(Records)
== == ==

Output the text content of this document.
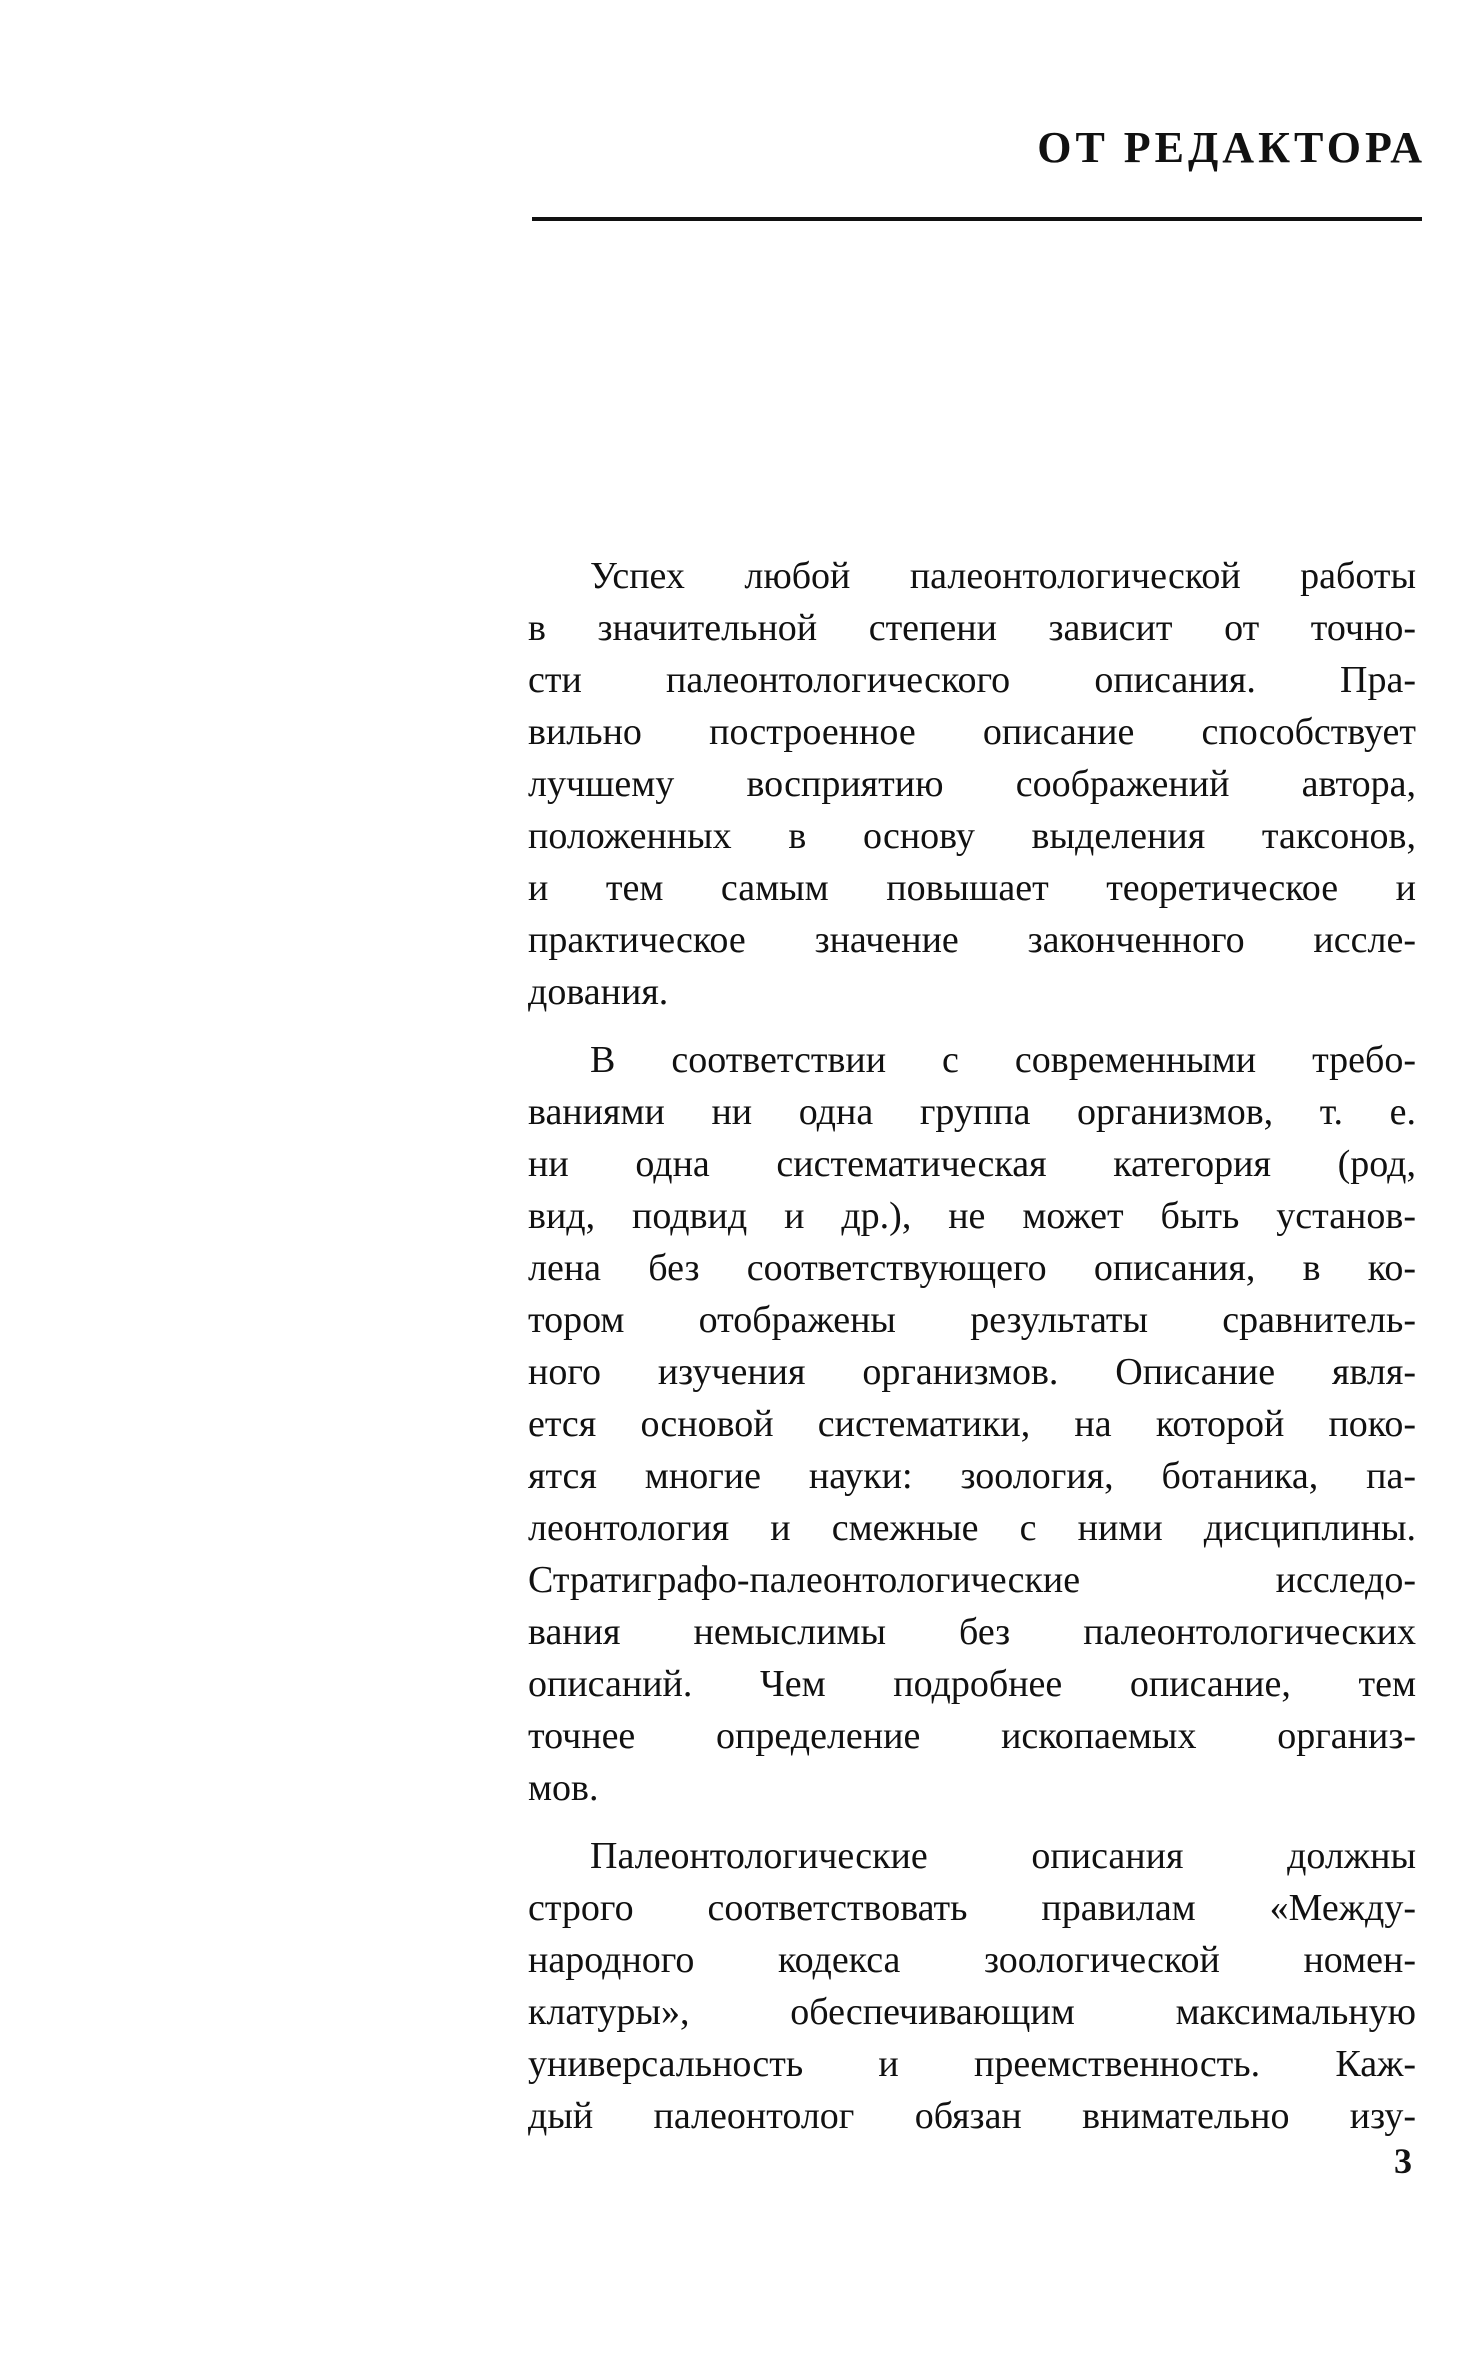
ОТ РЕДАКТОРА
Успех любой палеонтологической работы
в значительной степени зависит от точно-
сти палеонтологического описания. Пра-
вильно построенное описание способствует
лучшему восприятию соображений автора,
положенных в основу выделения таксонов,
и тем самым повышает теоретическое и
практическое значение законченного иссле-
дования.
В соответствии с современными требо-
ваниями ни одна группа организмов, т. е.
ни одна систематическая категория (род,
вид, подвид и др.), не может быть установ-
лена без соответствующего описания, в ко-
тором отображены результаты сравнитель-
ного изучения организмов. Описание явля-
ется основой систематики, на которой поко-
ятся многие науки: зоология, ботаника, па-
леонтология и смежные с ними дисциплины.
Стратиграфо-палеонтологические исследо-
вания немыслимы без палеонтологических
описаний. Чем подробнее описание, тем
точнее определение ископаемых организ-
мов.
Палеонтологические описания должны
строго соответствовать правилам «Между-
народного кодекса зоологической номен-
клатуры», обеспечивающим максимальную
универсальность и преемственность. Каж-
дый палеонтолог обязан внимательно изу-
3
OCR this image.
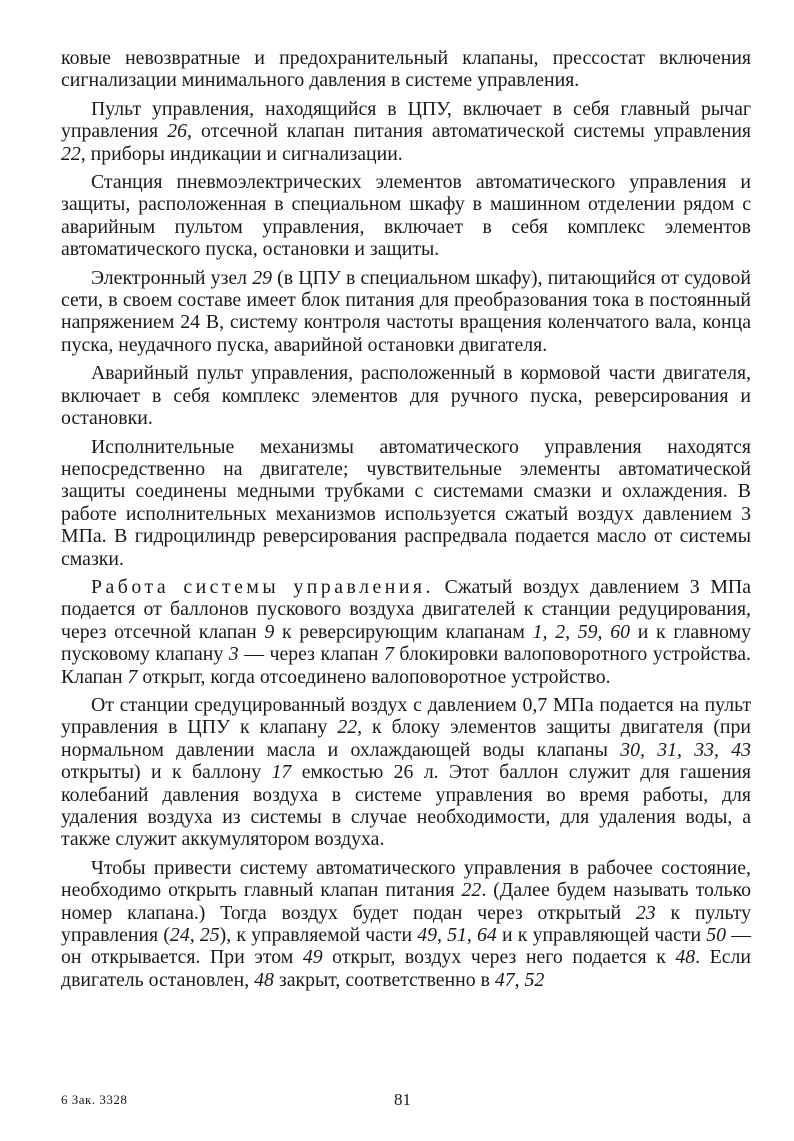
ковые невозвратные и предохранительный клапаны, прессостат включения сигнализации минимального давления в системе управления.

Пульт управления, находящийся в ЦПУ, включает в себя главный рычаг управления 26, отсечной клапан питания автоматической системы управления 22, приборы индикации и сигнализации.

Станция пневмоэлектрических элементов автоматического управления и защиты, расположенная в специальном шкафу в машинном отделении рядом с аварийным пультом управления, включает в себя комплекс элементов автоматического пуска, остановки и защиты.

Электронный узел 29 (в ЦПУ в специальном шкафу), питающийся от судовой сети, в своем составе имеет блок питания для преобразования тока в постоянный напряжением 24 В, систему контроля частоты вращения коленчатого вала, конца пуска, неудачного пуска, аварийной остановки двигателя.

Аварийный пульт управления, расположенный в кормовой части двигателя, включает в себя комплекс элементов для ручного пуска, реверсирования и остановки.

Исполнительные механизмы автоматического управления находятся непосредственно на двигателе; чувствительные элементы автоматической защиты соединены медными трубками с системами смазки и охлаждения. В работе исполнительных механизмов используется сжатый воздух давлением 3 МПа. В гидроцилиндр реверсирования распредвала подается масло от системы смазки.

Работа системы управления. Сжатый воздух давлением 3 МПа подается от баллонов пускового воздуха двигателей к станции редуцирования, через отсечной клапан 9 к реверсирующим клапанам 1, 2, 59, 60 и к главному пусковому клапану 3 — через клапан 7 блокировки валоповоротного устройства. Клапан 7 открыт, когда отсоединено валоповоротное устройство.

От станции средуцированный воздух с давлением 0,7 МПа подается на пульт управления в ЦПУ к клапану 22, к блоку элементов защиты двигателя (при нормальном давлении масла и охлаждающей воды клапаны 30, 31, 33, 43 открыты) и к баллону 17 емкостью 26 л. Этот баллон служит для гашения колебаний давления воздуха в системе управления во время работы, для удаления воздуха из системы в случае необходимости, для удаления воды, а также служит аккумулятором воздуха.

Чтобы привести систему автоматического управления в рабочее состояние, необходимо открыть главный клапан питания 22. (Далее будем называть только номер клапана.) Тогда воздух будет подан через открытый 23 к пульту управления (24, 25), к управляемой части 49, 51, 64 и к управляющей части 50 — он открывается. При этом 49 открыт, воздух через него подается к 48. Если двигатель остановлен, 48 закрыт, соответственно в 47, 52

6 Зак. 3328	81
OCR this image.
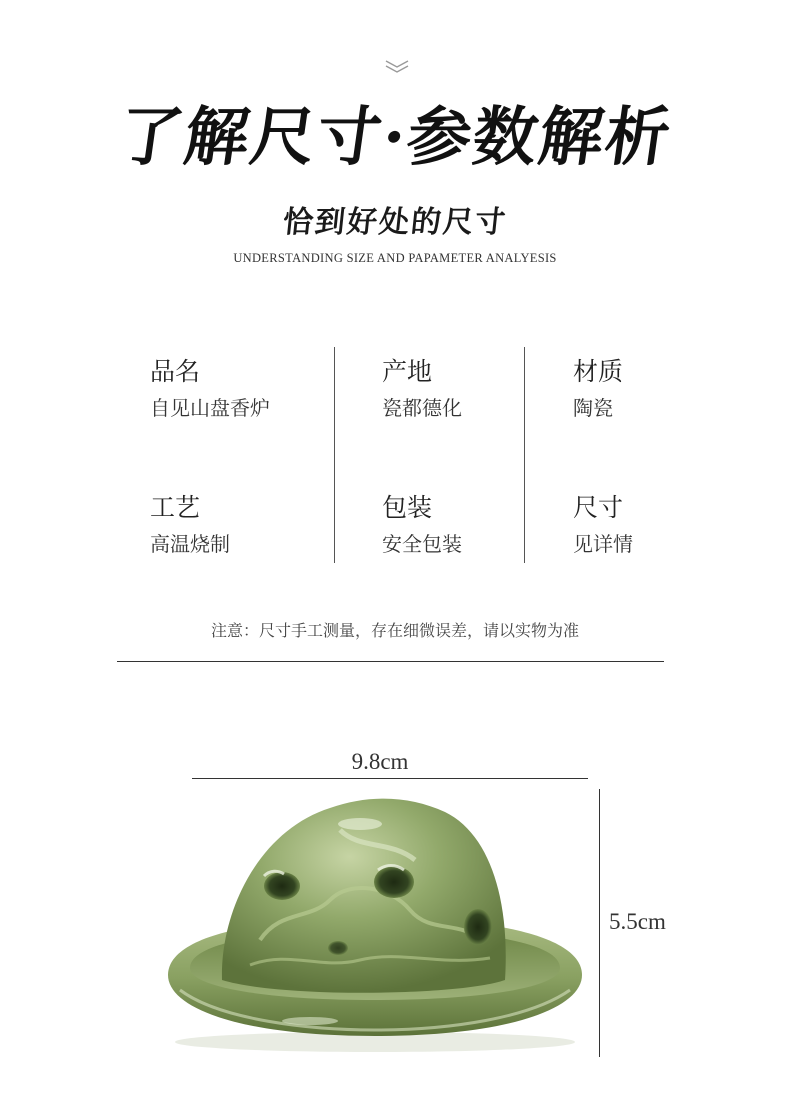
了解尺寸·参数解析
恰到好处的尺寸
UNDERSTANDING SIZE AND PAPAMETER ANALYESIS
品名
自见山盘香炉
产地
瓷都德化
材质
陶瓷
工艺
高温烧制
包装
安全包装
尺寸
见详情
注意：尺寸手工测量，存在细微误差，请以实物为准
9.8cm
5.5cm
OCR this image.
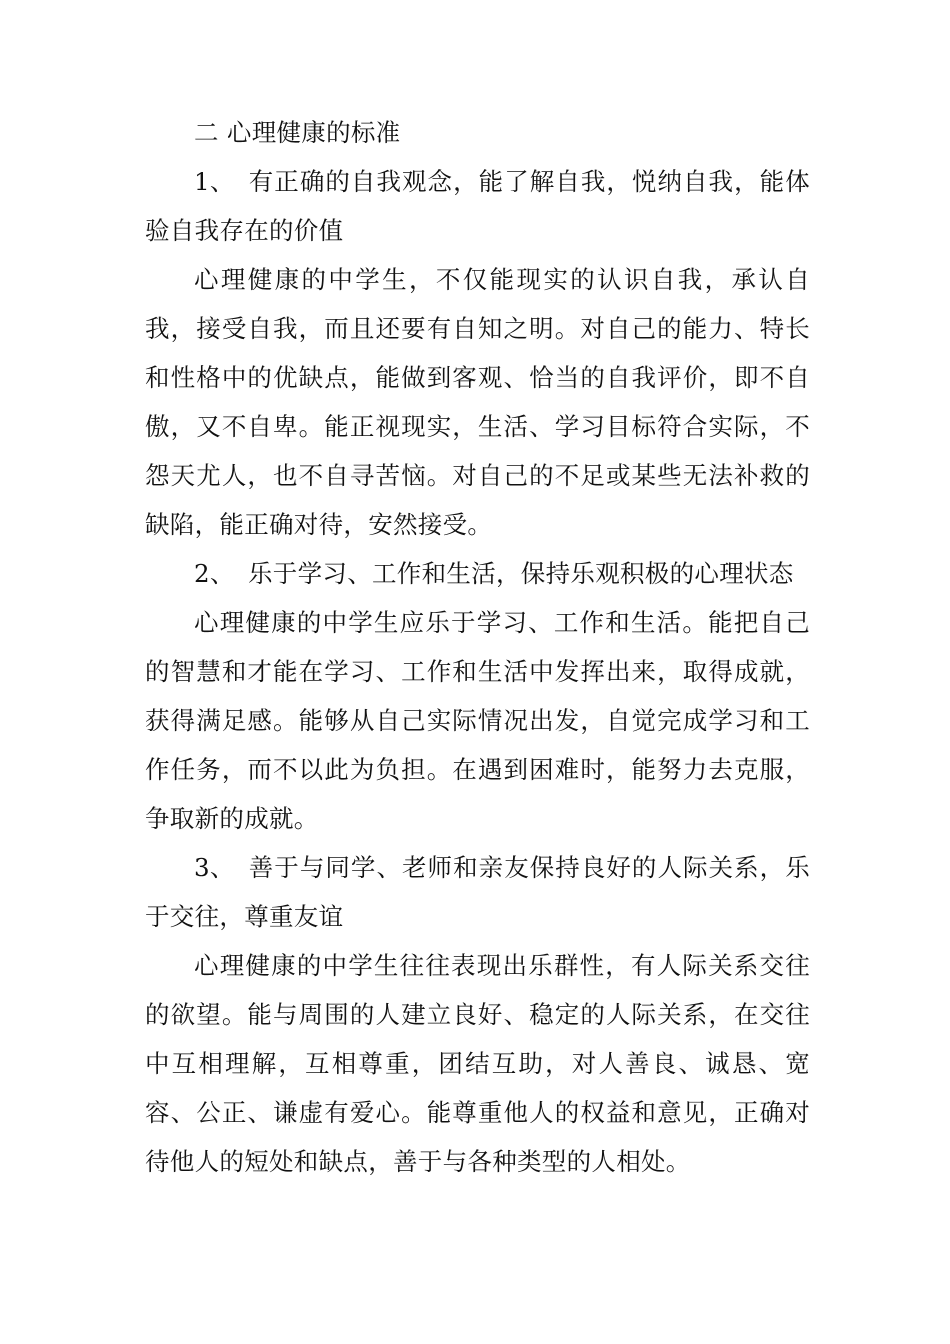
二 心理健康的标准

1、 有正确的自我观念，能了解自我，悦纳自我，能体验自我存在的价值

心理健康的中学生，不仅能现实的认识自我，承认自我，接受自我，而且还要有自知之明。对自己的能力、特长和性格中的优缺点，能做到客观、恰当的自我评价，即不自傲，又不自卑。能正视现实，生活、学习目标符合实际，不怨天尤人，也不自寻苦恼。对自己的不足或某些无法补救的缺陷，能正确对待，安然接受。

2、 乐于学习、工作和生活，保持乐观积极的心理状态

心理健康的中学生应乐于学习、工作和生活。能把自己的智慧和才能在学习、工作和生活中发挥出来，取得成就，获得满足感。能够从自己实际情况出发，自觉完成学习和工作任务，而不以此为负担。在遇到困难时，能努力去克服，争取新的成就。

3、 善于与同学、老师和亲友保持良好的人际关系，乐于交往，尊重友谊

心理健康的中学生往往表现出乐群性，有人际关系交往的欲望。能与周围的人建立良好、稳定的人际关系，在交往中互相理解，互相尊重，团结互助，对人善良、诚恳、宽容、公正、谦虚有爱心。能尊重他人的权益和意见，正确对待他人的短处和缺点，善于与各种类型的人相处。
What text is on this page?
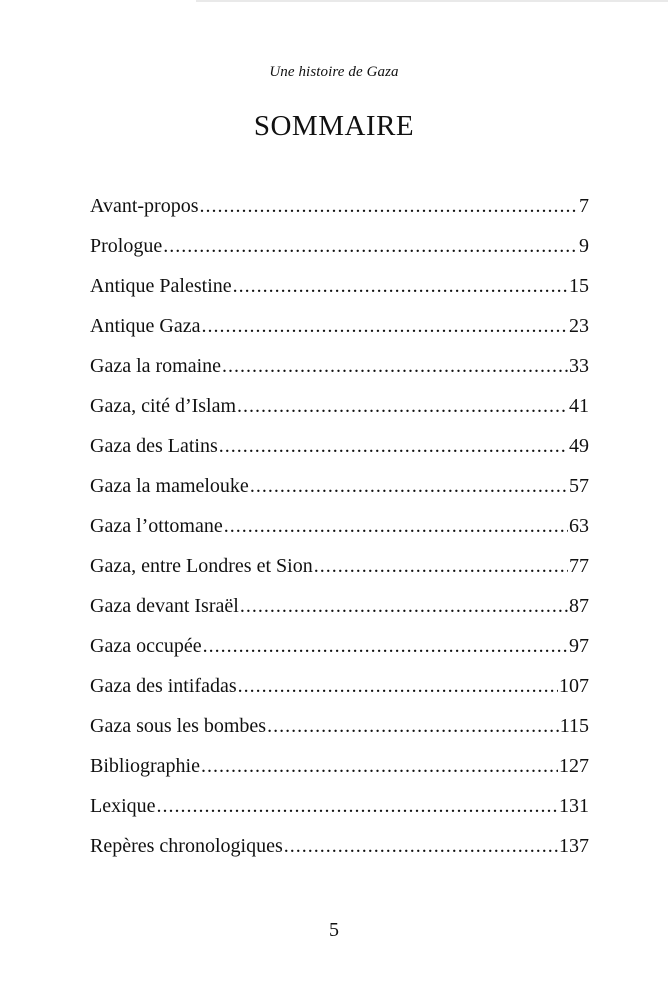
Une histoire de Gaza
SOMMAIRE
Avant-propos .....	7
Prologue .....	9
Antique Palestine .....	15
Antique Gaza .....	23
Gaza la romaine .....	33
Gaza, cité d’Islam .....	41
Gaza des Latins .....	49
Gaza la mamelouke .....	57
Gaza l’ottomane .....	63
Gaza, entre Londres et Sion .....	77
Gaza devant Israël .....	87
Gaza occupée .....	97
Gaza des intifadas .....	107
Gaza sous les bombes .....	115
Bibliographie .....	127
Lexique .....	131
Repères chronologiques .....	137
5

== == ==

## WORK REQUIRED
Work through the data and report how many of its lines hold the word "элементов", giving only the figure.

## IN RESPONSE
3